### SUPPLIED INFORMATION
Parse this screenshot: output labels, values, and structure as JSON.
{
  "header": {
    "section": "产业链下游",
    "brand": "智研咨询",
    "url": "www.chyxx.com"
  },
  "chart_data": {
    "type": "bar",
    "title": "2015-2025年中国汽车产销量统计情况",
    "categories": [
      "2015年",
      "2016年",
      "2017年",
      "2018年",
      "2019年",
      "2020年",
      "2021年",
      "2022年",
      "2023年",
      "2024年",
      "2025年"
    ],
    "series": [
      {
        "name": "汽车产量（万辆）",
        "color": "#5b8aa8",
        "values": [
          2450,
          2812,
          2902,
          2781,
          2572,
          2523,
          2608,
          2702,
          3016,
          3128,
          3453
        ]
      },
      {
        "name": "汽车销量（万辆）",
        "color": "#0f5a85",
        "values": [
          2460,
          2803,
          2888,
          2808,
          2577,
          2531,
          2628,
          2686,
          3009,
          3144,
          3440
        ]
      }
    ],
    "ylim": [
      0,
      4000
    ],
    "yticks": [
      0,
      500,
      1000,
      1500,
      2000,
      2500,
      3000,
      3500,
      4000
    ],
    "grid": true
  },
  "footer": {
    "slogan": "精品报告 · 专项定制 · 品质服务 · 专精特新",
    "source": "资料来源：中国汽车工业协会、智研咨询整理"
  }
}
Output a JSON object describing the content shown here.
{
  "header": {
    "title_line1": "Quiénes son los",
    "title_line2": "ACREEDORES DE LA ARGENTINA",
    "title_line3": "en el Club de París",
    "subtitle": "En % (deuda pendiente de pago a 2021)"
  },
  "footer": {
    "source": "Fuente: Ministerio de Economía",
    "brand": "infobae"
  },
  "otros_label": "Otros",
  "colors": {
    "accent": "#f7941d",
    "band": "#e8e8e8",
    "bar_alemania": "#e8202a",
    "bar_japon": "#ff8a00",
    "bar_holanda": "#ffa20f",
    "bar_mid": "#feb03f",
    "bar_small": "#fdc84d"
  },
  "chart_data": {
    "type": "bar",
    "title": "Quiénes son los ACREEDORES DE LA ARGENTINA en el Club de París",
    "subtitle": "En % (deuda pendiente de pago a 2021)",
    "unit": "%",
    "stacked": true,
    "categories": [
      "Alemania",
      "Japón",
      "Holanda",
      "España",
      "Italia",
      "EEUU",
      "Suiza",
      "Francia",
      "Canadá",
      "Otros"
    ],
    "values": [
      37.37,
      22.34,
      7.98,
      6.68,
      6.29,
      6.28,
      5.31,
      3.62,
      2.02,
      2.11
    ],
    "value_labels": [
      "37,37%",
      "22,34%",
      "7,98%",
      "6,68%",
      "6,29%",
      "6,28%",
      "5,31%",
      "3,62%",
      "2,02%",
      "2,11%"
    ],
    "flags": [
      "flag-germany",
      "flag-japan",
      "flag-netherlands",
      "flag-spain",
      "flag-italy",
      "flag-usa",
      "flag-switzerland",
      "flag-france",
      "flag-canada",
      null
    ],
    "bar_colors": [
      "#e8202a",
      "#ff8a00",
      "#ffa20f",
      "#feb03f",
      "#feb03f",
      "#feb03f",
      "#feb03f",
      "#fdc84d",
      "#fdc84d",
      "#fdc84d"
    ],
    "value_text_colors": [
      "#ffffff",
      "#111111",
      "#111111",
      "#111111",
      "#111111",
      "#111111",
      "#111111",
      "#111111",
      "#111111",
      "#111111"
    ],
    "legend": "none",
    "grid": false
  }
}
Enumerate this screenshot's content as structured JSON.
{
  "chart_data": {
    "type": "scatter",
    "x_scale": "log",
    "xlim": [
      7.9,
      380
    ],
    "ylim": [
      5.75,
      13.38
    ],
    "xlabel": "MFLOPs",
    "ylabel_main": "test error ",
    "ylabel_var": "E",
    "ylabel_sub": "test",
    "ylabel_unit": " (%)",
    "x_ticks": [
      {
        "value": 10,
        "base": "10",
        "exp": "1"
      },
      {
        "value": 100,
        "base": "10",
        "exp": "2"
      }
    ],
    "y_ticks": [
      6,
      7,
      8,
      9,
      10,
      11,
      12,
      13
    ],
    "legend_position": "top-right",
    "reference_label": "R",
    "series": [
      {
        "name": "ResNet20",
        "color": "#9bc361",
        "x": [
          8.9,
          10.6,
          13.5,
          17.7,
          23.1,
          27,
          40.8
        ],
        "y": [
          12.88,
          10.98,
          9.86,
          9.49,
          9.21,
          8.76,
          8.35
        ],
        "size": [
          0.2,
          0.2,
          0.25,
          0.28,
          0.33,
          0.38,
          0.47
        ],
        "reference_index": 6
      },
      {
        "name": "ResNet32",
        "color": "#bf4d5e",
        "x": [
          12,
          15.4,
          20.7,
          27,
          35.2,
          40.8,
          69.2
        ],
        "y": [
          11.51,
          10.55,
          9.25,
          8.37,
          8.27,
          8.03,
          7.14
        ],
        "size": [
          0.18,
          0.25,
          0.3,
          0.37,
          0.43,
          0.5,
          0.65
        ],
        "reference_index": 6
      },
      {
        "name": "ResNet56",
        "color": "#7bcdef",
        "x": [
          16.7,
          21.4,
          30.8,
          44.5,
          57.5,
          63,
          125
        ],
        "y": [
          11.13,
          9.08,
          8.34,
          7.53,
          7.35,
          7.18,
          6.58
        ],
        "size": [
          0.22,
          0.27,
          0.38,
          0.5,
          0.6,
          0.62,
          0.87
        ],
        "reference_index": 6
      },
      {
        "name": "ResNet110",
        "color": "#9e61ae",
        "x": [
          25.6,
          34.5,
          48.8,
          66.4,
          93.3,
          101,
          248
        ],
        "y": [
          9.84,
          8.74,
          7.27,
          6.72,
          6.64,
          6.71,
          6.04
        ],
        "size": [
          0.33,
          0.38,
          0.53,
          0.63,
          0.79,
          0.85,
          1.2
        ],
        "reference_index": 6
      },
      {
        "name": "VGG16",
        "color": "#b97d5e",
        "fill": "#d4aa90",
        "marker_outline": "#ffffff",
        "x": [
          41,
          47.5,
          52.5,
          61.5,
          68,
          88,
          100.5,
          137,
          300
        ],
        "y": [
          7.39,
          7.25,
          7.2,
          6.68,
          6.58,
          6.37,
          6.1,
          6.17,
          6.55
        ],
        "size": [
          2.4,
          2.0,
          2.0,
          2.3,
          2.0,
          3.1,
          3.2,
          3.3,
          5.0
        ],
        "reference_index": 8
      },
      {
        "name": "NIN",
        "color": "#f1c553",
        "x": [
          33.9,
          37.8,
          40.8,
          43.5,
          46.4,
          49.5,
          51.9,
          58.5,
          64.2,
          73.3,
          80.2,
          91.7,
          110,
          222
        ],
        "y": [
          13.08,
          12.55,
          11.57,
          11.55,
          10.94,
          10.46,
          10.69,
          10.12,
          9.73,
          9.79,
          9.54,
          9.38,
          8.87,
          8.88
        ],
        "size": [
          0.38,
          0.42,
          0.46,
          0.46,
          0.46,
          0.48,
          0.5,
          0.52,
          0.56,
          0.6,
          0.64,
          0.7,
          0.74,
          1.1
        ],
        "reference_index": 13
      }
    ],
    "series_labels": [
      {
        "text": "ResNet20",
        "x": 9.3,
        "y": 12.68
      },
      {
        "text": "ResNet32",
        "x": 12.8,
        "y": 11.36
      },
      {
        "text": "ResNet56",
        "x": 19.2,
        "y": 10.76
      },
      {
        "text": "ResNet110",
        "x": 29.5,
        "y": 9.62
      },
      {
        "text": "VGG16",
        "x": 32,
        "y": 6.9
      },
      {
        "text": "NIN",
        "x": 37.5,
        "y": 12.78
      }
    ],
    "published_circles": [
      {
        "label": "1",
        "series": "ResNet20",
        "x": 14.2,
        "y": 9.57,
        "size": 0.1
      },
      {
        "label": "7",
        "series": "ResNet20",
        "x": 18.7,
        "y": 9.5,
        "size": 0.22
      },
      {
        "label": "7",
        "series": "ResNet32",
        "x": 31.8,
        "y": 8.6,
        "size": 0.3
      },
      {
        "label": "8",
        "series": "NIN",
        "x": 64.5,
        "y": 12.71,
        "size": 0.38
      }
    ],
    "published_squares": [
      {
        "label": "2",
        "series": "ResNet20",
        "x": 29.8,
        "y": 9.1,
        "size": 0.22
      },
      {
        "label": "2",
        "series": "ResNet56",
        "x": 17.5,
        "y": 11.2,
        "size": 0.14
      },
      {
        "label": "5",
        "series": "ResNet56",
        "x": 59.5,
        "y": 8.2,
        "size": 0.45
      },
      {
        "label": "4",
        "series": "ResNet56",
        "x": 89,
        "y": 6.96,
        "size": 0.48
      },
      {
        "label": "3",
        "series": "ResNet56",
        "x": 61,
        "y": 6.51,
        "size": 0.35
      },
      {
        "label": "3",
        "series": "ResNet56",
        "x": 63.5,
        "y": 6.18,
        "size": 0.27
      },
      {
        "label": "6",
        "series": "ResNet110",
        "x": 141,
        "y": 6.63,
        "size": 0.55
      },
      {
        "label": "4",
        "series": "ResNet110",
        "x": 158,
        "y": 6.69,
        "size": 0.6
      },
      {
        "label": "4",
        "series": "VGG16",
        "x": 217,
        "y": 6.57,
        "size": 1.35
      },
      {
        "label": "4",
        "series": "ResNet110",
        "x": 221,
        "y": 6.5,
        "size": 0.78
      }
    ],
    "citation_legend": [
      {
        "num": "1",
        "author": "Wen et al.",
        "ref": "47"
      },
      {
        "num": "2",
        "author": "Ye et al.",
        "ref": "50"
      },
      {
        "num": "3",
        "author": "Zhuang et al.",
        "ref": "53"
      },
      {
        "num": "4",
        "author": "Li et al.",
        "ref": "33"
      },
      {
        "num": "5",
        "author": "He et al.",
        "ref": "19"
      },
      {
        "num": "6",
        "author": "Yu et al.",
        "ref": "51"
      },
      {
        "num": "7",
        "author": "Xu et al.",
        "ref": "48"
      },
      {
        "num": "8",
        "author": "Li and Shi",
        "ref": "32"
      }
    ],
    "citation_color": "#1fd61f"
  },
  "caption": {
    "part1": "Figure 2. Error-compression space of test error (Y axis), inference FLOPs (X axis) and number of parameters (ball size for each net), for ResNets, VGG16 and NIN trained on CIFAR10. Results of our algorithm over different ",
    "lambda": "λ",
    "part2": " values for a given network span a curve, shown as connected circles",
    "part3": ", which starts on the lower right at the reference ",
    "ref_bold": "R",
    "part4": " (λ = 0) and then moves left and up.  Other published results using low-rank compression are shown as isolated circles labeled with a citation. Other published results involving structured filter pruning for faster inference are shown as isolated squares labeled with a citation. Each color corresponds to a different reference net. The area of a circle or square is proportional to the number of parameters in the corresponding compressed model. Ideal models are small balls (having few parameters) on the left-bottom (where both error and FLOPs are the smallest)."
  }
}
######
**TASK STATEMENT:**
Find the lines containing "subtitle" and list every one of them.

**RESPONSE TO THIS TASK:**
    "subtitle": "En % (deuda pendiente de pago a 2021)"
    "subtitle": "En % (deuda pendiente de pago a 2021)",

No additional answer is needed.